> _PROVIDED DATA_:
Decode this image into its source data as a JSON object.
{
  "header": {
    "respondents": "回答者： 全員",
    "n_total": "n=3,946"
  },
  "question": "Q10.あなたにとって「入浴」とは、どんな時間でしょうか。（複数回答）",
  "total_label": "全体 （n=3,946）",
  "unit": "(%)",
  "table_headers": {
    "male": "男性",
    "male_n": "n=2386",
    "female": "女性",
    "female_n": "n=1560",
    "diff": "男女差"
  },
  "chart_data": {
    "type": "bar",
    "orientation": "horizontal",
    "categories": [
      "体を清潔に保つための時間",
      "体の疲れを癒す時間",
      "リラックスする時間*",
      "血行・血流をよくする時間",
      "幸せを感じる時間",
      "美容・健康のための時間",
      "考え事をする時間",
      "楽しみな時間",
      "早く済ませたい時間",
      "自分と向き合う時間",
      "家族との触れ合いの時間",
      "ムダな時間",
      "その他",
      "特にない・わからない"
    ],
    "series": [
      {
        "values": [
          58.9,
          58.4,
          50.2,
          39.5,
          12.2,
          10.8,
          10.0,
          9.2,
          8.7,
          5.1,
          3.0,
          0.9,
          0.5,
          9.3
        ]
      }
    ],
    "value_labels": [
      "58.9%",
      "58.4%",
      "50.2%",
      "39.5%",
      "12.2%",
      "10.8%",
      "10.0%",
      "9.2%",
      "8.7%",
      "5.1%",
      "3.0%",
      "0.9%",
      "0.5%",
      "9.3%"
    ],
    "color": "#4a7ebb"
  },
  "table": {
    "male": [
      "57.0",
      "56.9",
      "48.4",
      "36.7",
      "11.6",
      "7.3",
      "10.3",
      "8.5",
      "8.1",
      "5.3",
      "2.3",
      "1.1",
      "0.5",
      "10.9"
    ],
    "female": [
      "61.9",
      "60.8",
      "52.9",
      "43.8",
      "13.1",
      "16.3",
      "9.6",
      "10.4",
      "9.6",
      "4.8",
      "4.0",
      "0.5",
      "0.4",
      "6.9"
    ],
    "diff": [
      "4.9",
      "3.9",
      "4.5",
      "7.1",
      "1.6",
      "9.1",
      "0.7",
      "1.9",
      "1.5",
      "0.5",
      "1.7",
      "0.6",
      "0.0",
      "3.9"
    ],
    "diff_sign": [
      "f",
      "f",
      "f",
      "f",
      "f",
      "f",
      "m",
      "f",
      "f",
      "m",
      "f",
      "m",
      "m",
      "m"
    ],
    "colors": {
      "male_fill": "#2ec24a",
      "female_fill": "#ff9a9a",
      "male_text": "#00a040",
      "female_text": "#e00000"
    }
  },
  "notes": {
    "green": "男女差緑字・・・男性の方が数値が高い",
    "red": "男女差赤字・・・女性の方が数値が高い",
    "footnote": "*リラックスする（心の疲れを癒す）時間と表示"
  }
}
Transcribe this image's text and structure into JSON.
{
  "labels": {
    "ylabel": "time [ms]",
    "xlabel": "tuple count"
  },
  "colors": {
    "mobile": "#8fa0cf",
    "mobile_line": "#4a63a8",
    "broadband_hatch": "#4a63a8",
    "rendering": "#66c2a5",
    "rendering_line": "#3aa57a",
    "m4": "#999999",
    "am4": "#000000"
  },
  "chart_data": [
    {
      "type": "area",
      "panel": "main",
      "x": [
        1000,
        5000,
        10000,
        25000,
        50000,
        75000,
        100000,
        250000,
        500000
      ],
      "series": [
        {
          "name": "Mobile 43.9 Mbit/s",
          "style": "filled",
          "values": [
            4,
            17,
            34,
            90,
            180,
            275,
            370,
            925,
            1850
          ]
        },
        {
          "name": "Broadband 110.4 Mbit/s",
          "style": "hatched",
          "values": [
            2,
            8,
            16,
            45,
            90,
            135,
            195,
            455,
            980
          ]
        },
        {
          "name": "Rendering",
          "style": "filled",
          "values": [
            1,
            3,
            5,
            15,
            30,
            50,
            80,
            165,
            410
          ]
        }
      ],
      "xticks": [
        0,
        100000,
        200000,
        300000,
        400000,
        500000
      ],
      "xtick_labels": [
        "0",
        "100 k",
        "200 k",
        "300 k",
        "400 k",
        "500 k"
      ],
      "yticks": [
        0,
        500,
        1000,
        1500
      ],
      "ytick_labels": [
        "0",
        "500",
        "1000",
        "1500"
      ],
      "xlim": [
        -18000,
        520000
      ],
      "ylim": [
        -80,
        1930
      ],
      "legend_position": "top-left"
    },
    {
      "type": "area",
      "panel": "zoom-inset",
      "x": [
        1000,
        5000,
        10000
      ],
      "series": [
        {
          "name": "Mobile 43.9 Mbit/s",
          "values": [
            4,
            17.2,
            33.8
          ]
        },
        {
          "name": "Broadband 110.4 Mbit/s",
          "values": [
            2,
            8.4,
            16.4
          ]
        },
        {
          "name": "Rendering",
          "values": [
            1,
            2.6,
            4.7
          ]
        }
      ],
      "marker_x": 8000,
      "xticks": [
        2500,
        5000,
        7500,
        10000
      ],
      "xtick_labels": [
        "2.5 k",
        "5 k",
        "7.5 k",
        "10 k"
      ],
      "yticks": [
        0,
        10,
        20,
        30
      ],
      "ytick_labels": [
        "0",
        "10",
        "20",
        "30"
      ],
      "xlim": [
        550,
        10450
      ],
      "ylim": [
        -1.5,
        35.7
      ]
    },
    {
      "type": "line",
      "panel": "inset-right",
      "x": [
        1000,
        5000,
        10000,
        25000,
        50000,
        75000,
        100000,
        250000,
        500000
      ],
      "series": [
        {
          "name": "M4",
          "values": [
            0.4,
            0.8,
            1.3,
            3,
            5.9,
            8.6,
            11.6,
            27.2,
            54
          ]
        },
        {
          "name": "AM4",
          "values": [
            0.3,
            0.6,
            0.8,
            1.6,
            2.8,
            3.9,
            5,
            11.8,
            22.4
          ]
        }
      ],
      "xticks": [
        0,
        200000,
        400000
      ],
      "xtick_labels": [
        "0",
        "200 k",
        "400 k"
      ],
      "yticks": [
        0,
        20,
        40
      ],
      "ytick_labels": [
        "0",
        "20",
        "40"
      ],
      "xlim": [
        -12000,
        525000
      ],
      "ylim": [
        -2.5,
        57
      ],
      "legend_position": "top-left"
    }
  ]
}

> _GOAL_:
Return all of the data word for word.

> _RESPONSE BELOW_:
Decode this image into its source data as a JSON object.
{
  "header": {
    "respondents": "回答者： 全員",
    "n_total": "n=3,946"
  },
  "question": "Q10.あなたにとって「入浴」とは、どんな時間でしょうか。（複数回答）",
  "total_label": "全体 （n=3,946）",
  "unit": "(%)",
  "table_headers": {
    "male": "男性",
    "male_n": "n=2386",
    "female": "女性",
    "female_n": "n=1560",
    "diff": "男女差"
  },
  "chart_data": {
    "type": "bar",
    "orientation": "horizontal",
    "categories": [
      "体を清潔に保つための時間",
      "体の疲れを癒す時間",
      "リラックスする時間*",
      "血行・血流をよくする時間",
      "幸せを感じる時間",
      "美容・健康のための時間",
      "考え事をする時間",
      "楽しみな時間",
      "早く済ませたい時間",
      "自分と向き合う時間",
      "家族との触れ合いの時間",
      "ムダな時間",
      "その他",
      "特にない・わからない"
    ],
    "series": [
      {
        "values": [
          58.9,
          58.4,
          50.2,
          39.5,
          12.2,
          10.8,
          10.0,
          9.2,
          8.7,
          5.1,
          3.0,
          0.9,
          0.5,
          9.3
        ]
      }
    ],
    "value_labels": [
      "58.9%",
      "58.4%",
      "50.2%",
      "39.5%",
      "12.2%",
      "10.8%",
      "10.0%",
      "9.2%",
      "8.7%",
      "5.1%",
      "3.0%",
      "0.9%",
      "0.5%",
      "9.3%"
    ],
    "color": "#4a7ebb"
  },
  "table": {
    "male": [
      "57.0",
      "56.9",
      "48.4",
      "36.7",
      "11.6",
      "7.3",
      "10.3",
      "8.5",
      "8.1",
      "5.3",
      "2.3",
      "1.1",
      "0.5",
      "10.9"
    ],
    "female": [
      "61.9",
      "60.8",
      "52.9",
      "43.8",
      "13.1",
      "16.3",
      "9.6",
      "10.4",
      "9.6",
      "4.8",
      "4.0",
      "0.5",
      "0.4",
      "6.9"
    ],
    "diff": [
      "4.9",
      "3.9",
      "4.5",
      "7.1",
      "1.6",
      "9.1",
      "0.7",
      "1.9",
      "1.5",
      "0.5",
      "1.7",
      "0.6",
      "0.0",
      "3.9"
    ],
    "diff_sign": [
      "f",
      "f",
      "f",
      "f",
      "f",
      "f",
      "m",
      "f",
      "f",
      "m",
      "f",
      "m",
      "m",
      "m"
    ],
    "colors": {
      "male_fill": "#2ec24a",
      "female_fill": "#ff9a9a",
      "male_text": "#00a040",
      "female_text": "#e00000"
    }
  },
  "notes": {
    "green": "男女差緑字・・・男性の方が数値が高い",
    "red": "男女差赤字・・・女性の方が数値が高い",
    "footnote": "*リラックスする（心の疲れを癒す）時間と表示"
  }
}
Transcribe this image's text and structure into JSON.
{
  "labels": {
    "ylabel": "time [ms]",
    "xlabel": "tuple count"
  },
  "colors": {
    "mobile": "#8fa0cf",
    "mobile_line": "#4a63a8",
    "broadband_hatch": "#4a63a8",
    "rendering": "#66c2a5",
    "rendering_line": "#3aa57a",
    "m4": "#999999",
    "am4": "#000000"
  },
  "chart_data": [
    {
      "type": "area",
      "panel": "main",
      "x": [
        1000,
        5000,
        10000,
        25000,
        50000,
        75000,
        100000,
        250000,
        500000
      ],
      "series": [
        {
          "name": "Mobile 43.9 Mbit/s",
          "style": "filled",
          "values": [
            4,
            17,
            34,
            90,
            180,
            275,
            370,
            925,
            1850
          ]
        },
        {
          "name": "Broadband 110.4 Mbit/s",
          "style": "hatched",
          "values": [
            2,
            8,
            16,
            45,
            90,
            135,
            195,
            455,
            980
          ]
        },
        {
          "name": "Rendering",
          "style": "filled",
          "values": [
            1,
            3,
            5,
            15,
            30,
            50,
            80,
            165,
            410
          ]
        }
      ],
      "xticks": [
        0,
        100000,
        200000,
        300000,
        400000,
        500000
      ],
      "xtick_labels": [
        "0",
        "100 k",
        "200 k",
        "300 k",
        "400 k",
        "500 k"
      ],
      "yticks": [
        0,
        500,
        1000,
        1500
      ],
      "ytick_labels": [
        "0",
        "500",
        "1000",
        "1500"
      ],
      "xlim": [
        -18000,
        520000
      ],
      "ylim": [
        -80,
        1930
      ],
      "legend_position": "top-left"
    },
    {
      "type": "area",
      "panel": "zoom-inset",
      "x": [
        1000,
        5000,
        10000
      ],
      "series": [
        {
          "name": "Mobile 43.9 Mbit/s",
          "values": [
            4,
            17.2,
            33.8
          ]
        },
        {
          "name": "Broadband 110.4 Mbit/s",
          "values": [
            2,
            8.4,
            16.4
          ]
        },
        {
          "name": "Rendering",
          "values": [
            1,
            2.6,
            4.7
          ]
        }
      ],
      "marker_x": 8000,
      "xticks": [
        2500,
        5000,
        7500,
        10000
      ],
      "xtick_labels": [
        "2.5 k",
        "5 k",
        "7.5 k",
        "10 k"
      ],
      "yticks": [
        0,
        10,
        20,
        30
      ],
      "ytick_labels": [
        "0",
        "10",
        "20",
        "30"
      ],
      "xlim": [
        550,
        10450
      ],
      "ylim": [
        -1.5,
        35.7
      ]
    },
    {
      "type": "line",
      "panel": "inset-right",
      "x": [
        1000,
        5000,
        10000,
        25000,
        50000,
        75000,
        100000,
        250000,
        500000
      ],
      "series": [
        {
          "name": "M4",
          "values": [
            0.4,
            0.8,
            1.3,
            3,
            5.9,
            8.6,
            11.6,
            27.2,
            54
          ]
        },
        {
          "name": "AM4",
          "values": [
            0.3,
            0.6,
            0.8,
            1.6,
            2.8,
            3.9,
            5,
            11.8,
            22.4
          ]
        }
      ],
      "xticks": [
        0,
        200000,
        400000
      ],
      "xtick_labels": [
        "0",
        "200 k",
        "400 k"
      ],
      "yticks": [
        0,
        20,
        40
      ],
      "ytick_labels": [
        "0",
        "20",
        "40"
      ],
      "xlim": [
        -12000,
        525000
      ],
      "ylim": [
        -2.5,
        57
      ],
      "legend_position": "top-left"
    }
  ]
}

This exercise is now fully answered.